##### Input

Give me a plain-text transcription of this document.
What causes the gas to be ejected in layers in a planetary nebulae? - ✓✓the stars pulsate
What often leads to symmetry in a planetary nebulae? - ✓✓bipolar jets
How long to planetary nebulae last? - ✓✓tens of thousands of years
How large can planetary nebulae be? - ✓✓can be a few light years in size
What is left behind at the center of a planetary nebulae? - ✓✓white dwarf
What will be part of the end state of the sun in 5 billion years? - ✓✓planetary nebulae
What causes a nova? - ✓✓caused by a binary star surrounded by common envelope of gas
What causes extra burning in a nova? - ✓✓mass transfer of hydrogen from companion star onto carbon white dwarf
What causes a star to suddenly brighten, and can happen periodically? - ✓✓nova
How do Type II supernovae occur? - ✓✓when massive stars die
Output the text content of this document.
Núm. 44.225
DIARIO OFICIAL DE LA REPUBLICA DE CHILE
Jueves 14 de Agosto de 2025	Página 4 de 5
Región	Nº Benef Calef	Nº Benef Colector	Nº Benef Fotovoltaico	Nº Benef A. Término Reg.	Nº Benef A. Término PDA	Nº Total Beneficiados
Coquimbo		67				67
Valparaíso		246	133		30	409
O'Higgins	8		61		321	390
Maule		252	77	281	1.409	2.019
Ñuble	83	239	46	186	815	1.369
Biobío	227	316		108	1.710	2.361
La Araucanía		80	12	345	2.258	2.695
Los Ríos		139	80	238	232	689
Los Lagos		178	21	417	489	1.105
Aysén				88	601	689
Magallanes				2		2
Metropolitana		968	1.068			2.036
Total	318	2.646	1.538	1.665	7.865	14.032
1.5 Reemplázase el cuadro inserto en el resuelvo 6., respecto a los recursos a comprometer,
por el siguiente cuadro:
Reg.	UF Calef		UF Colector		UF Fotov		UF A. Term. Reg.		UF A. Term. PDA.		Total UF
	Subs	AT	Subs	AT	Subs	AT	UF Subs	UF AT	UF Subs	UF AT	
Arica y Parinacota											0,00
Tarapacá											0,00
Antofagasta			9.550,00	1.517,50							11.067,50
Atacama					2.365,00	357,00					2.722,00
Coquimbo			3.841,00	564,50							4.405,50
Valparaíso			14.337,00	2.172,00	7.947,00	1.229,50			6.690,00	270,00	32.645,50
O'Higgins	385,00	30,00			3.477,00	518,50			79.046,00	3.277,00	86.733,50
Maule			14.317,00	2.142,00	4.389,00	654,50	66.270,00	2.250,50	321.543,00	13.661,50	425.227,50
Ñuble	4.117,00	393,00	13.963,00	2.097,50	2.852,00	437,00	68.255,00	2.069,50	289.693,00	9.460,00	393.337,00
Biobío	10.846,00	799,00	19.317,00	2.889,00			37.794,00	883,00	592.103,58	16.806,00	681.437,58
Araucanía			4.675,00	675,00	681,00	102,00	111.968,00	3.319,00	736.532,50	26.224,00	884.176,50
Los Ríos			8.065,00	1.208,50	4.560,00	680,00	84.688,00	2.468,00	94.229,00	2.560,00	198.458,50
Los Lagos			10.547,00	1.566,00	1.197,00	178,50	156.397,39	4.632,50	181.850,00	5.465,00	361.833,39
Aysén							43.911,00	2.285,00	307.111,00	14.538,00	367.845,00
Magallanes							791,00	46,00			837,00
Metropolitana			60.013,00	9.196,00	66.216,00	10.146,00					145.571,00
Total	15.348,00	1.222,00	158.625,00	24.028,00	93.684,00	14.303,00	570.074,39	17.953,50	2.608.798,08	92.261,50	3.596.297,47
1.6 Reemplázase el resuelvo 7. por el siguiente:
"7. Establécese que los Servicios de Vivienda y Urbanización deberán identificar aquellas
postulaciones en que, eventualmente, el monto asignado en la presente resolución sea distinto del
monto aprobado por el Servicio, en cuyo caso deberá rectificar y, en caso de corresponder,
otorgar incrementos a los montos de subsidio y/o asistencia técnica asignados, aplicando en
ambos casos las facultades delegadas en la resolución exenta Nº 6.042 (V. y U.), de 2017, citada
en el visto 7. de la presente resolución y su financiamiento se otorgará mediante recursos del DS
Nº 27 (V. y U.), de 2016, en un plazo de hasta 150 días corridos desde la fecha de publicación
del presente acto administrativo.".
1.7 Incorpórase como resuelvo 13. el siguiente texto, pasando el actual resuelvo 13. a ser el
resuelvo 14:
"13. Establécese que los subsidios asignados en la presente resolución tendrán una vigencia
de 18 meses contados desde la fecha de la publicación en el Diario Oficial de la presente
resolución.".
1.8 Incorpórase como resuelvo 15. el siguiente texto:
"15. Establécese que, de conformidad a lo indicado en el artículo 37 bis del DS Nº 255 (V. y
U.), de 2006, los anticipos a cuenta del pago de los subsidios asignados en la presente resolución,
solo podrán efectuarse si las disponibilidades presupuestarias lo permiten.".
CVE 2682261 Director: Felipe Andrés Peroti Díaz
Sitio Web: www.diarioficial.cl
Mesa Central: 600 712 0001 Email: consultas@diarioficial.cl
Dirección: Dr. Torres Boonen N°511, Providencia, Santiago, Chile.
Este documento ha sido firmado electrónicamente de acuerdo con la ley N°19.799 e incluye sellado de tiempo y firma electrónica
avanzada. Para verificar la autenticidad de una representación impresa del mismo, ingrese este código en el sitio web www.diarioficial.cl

##########

:: What you will do ::
Write out the data exactly as it stands.

:: Output for this task ::
Give me a plain-text transcription of this document.
What causes the gas to be ejected in layers in a planetary nebulae? - ✓✓the stars pulsate
What often leads to symmetry in a planetary nebulae? - ✓✓bipolar jets
How long to planetary nebulae last? - ✓✓tens of thousands of years
How large can planetary nebulae be? - ✓✓can be a few light years in size
What is left behind at the center of a planetary nebulae? - ✓✓white dwarf
What will be part of the end state of the sun in 5 billion years? - ✓✓planetary nebulae
What causes a nova? - ✓✓caused by a binary star surrounded by common envelope of gas
What causes extra burning in a nova? - ✓✓mass transfer of hydrogen from companion star onto carbon white dwarf
What causes a star to suddenly brighten, and can happen periodically? - ✓✓nova
How do Type II supernovae occur? - ✓✓when massive stars die
Output the text content of this document.
Núm. 44.225
DIARIO OFICIAL DE LA REPUBLICA DE CHILE
Jueves 14 de Agosto de 2025	Página 4 de 5
Región	Nº Benef Calef	Nº Benef Colector	Nº Benef Fotovoltaico	Nº Benef A. Término Reg.	Nº Benef A. Término PDA	Nº Total Beneficiados
Coquimbo		67				67
Valparaíso		246	133		30	409
O'Higgins	8		61		321	390
Maule		252	77	281	1.409	2.019
Ñuble	83	239	46	186	815	1.369
Biobío	227	316		108	1.710	2.361
La Araucanía		80	12	345	2.258	2.695
Los Ríos		139	80	238	232	689
Los Lagos		178	21	417	489	1.105
Aysén				88	601	689
Magallanes				2		2
Metropolitana		968	1.068			2.036
Total	318	2.646	1.538	1.665	7.865	14.032
1.5 Reemplázase el cuadro inserto en el resuelvo 6., respecto a los recursos a comprometer,
por el siguiente cuadro:
Reg.	UF Calef		UF Colector		UF Fotov		UF A. Term. Reg.		UF A. Term. PDA.		Total UF
	Subs	AT	Subs	AT	Subs	AT	UF Subs	UF AT	UF Subs	UF AT	
Arica y Parinacota											0,00
Tarapacá											0,00
Antofagasta			9.550,00	1.517,50							11.067,50
Atacama					2.365,00	357,00					2.722,00
Coquimbo			3.841,00	564,50							4.405,50
Valparaíso			14.337,00	2.172,00	7.947,00	1.229,50			6.690,00	270,00	32.645,50
O'Higgins	385,00	30,00			3.477,00	518,50			79.046,00	3.277,00	86.733,50
Maule			14.317,00	2.142,00	4.389,00	654,50	66.270,00	2.250,50	321.543,00	13.661,50	425.227,50
Ñuble	4.117,00	393,00	13.963,00	2.097,50	2.852,00	437,00	68.255,00	2.069,50	289.693,00	9.460,00	393.337,00
Biobío	10.846,00	799,00	19.317,00	2.889,00			37.794,00	883,00	592.103,58	16.806,00	681.437,58
Araucanía			4.675,00	675,00	681,00	102,00	111.968,00	3.319,00	736.532,50	26.224,00	884.176,50
Los Ríos			8.065,00	1.208,50	4.560,00	680,00	84.688,00	2.468,00	94.229,00	2.560,00	198.458,50
Los Lagos			10.547,00	1.566,00	1.197,00	178,50	156.397,39	4.632,50	181.850,00	5.465,00	361.833,39
Aysén							43.911,00	2.285,00	307.111,00	14.538,00	367.845,00
Magallanes							791,00	46,00			837,00
Metropolitana			60.013,00	9.196,00	66.216,00	10.146,00					145.571,00
Total	15.348,00	1.222,00	158.625,00	24.028,00	93.684,00	14.303,00	570.074,39	17.953,50	2.608.798,08	92.261,50	3.596.297,47
1.6 Reemplázase el resuelvo 7. por el siguiente:
"7. Establécese que los Servicios de Vivienda y Urbanización deberán identificar aquellas
postulaciones en que, eventualmente, el monto asignado en la presente resolución sea distinto del
monto aprobado por el Servicio, en cuyo caso deberá rectificar y, en caso de corresponder,
otorgar incrementos a los montos de subsidio y/o asistencia técnica asignados, aplicando en
ambos casos las facultades delegadas en la resolución exenta Nº 6.042 (V. y U.), de 2017, citada
en el visto 7. de la presente resolución y su financiamiento se otorgará mediante recursos del DS
Nº 27 (V. y U.), de 2016, en un plazo de hasta 150 días corridos desde la fecha de publicación
del presente acto administrativo.".
1.7 Incorpórase como resuelvo 13. el siguiente texto, pasando el actual resuelvo 13. a ser el
resuelvo 14:
"13. Establécese que los subsidios asignados en la presente resolución tendrán una vigencia
de 18 meses contados desde la fecha de la publicación en el Diario Oficial de la presente
resolución.".
1.8 Incorpórase como resuelvo 15. el siguiente texto:
"15. Establécese que, de conformidad a lo indicado en el artículo 37 bis del DS Nº 255 (V. y
U.), de 2006, los anticipos a cuenta del pago de los subsidios asignados en la presente resolución,
solo podrán efectuarse si las disponibilidades presupuestarias lo permiten.".
CVE 2682261 Director: Felipe Andrés Peroti Díaz
Sitio Web: www.diarioficial.cl
Mesa Central: 600 712 0001 Email: consultas@diarioficial.cl
Dirección: Dr. Torres Boonen N°511, Providencia, Santiago, Chile.
Este documento ha sido firmado electrónicamente de acuerdo con la ley N°19.799 e incluye sellado de tiempo y firma electrónica
avanzada. Para verificar la autenticidad de una representación impresa del mismo, ingrese este código en el sitio web www.diarioficial.cl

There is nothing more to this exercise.